▸ Exercise objective: Wherever "production" appears in a line, list that line.

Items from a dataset
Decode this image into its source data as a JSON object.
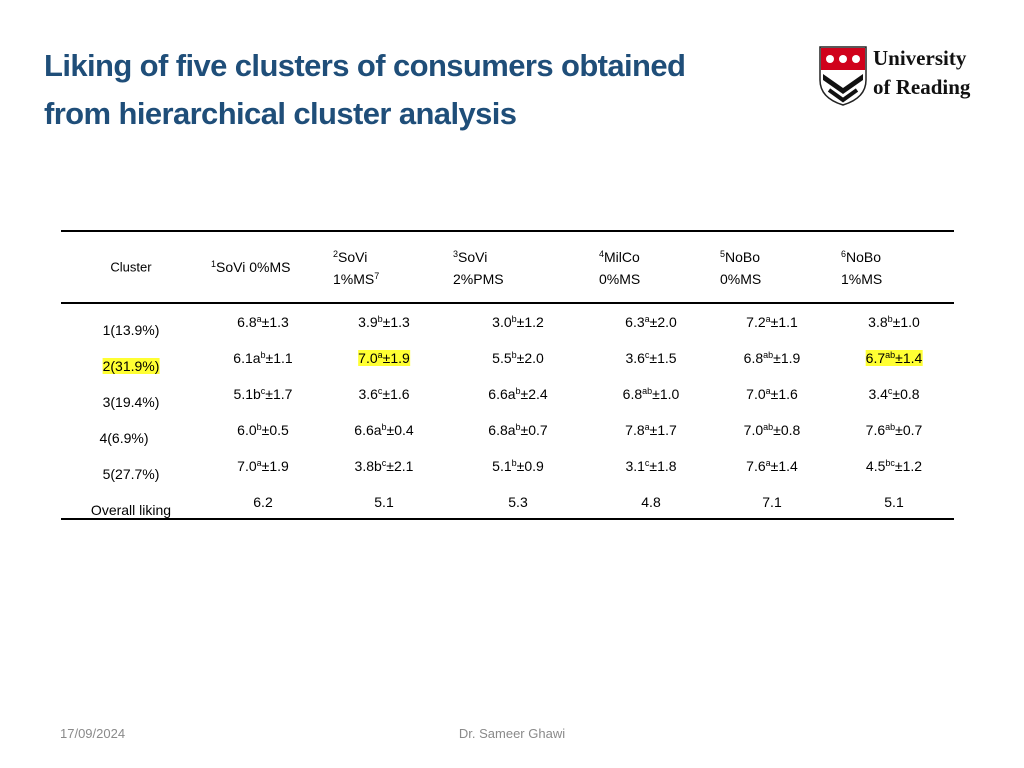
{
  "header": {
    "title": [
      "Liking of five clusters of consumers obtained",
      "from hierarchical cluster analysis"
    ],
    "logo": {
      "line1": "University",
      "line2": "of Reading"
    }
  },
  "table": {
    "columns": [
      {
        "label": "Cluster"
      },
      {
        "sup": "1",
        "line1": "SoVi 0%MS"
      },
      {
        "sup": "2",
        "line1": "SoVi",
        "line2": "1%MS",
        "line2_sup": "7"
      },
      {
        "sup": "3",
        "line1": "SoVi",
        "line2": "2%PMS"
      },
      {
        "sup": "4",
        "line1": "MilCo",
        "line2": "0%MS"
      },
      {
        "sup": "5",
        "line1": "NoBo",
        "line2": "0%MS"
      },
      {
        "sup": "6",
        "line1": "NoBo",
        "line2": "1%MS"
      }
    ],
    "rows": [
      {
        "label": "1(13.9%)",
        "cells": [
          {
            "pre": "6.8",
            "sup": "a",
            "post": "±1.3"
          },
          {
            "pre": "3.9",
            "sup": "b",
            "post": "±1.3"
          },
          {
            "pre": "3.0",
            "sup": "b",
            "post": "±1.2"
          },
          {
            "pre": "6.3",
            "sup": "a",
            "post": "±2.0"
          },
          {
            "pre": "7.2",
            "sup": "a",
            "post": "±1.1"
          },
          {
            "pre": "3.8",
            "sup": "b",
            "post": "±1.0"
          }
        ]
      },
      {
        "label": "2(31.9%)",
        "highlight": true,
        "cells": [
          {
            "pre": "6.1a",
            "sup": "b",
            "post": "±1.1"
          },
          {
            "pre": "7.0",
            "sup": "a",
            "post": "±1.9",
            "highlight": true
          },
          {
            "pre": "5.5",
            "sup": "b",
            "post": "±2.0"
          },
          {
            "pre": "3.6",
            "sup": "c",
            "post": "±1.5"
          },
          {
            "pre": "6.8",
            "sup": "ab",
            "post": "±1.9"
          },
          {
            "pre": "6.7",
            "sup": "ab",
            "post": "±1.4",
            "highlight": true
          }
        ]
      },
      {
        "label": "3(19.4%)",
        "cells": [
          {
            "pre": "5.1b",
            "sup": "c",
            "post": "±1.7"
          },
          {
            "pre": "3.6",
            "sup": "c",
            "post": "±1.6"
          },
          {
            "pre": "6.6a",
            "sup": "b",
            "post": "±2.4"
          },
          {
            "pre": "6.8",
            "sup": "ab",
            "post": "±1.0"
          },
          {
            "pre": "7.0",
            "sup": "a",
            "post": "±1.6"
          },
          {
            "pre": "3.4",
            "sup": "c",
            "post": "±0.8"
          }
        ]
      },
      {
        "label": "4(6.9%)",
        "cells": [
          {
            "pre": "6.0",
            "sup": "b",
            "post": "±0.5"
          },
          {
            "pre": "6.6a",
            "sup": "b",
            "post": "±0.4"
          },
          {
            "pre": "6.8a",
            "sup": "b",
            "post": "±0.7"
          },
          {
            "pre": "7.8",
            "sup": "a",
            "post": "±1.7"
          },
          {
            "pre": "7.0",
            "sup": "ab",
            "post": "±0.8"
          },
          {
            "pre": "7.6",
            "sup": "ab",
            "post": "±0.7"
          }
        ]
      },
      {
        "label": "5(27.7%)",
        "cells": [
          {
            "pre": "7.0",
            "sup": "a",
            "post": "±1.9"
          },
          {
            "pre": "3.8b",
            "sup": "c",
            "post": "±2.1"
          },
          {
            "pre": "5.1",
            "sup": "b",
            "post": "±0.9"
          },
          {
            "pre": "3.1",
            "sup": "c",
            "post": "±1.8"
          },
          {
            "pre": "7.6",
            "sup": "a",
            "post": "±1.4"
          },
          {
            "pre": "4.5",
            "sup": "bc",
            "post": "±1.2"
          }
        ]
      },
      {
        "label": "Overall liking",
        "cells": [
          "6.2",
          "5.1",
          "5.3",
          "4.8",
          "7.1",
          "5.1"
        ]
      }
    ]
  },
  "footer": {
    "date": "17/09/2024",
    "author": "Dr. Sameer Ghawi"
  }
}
==
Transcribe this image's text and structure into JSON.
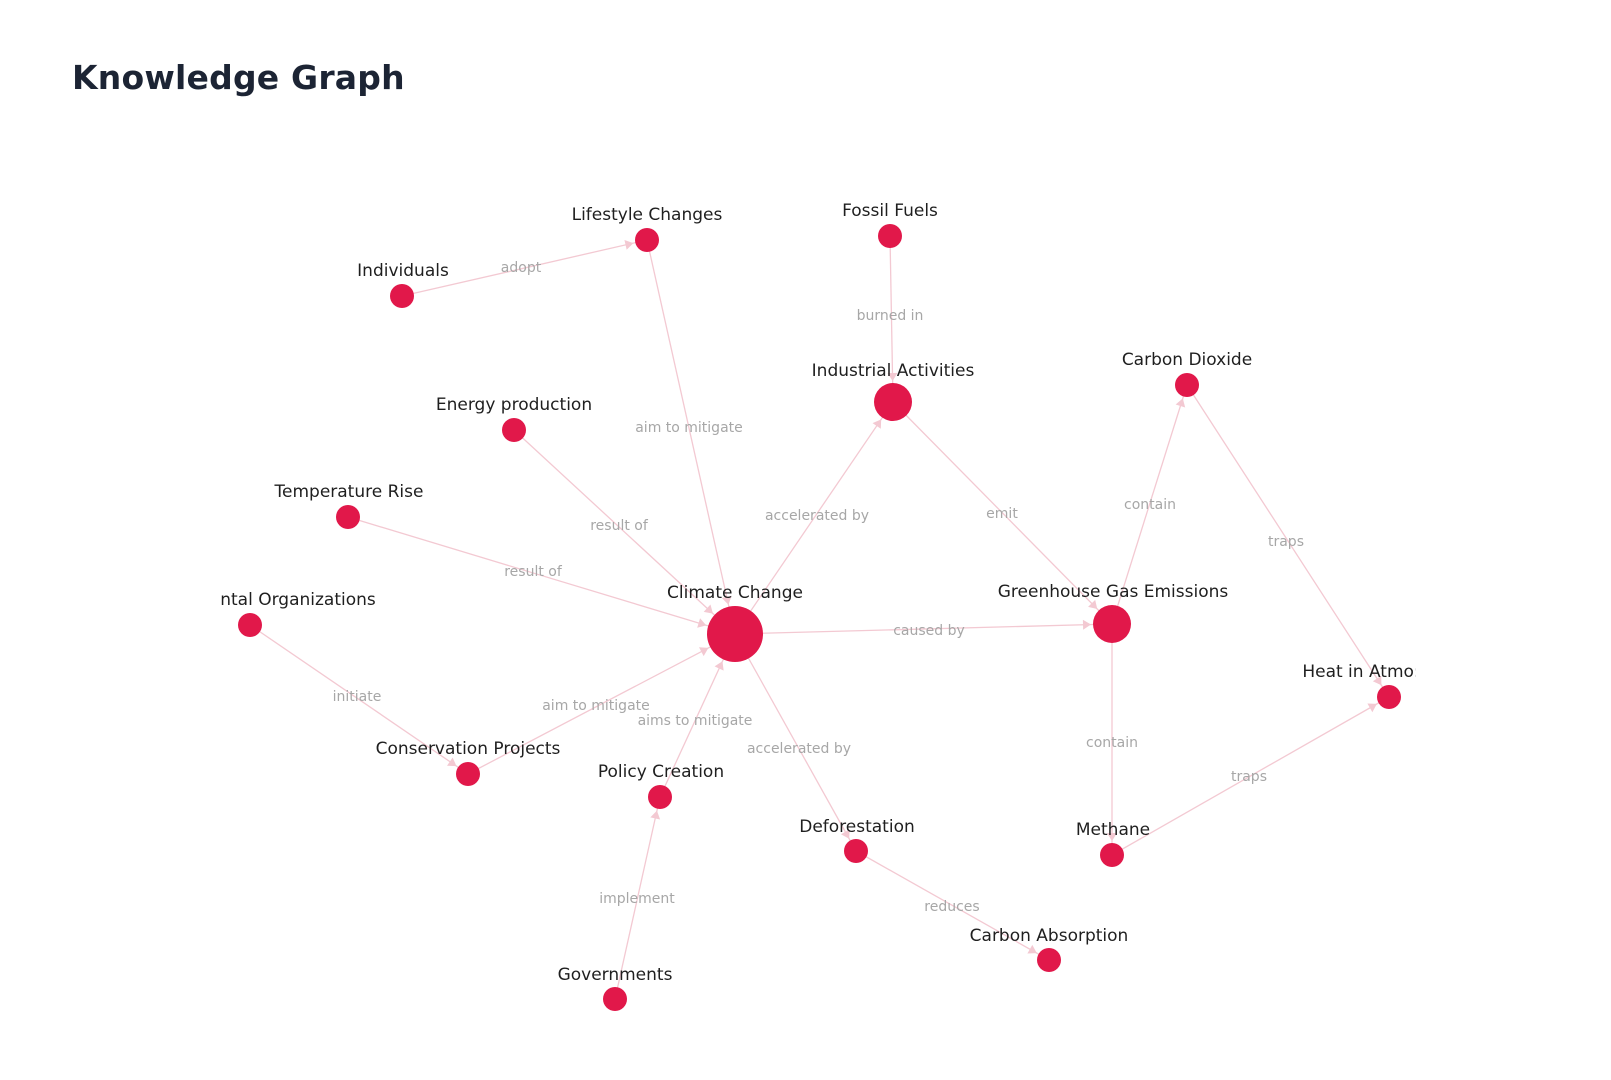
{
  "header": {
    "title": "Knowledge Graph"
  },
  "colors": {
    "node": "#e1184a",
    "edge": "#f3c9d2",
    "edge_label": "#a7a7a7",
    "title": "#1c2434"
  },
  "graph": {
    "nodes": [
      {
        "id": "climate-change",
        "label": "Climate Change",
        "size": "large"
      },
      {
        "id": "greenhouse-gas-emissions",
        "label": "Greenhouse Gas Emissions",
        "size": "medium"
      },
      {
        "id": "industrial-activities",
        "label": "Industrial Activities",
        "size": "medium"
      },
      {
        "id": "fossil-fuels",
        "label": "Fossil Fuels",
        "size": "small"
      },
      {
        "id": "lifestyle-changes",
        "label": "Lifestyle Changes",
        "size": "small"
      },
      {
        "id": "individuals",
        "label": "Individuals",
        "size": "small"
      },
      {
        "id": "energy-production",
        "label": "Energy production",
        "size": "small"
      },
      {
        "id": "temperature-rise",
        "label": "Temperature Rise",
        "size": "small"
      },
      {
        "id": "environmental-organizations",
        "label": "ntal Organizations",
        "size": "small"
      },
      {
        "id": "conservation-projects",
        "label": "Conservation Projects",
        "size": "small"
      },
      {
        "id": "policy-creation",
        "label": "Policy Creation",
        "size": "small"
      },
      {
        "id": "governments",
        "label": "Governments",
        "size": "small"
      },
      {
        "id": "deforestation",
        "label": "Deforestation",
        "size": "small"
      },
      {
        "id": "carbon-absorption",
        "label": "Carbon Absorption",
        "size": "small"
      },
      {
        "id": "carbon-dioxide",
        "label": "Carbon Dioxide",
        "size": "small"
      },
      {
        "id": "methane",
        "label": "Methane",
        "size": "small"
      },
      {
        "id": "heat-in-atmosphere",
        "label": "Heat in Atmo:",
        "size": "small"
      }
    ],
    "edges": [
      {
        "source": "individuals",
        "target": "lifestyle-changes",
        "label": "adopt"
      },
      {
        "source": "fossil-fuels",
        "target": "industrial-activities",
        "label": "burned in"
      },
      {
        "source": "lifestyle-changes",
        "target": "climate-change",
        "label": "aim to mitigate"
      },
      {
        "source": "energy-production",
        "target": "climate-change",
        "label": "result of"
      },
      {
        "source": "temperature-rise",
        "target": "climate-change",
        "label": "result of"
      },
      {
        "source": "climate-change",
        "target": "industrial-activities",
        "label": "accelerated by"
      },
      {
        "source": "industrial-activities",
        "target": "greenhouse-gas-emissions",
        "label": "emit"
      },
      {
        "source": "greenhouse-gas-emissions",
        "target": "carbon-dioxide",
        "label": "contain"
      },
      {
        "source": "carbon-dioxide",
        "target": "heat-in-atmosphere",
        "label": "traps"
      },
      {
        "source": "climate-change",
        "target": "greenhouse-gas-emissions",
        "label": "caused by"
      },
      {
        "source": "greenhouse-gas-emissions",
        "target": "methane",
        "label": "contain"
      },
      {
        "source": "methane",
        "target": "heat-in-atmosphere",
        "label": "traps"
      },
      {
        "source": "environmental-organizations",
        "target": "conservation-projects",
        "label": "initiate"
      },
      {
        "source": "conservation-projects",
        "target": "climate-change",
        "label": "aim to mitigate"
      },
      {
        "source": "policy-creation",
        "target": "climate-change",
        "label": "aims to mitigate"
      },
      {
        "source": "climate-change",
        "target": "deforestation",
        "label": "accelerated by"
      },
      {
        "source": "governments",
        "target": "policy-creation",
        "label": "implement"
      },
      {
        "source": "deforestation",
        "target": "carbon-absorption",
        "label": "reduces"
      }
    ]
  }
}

▸ Right answer:
        "id": "energy-production",
        "label": "Energy production",
        "source": "energy-production",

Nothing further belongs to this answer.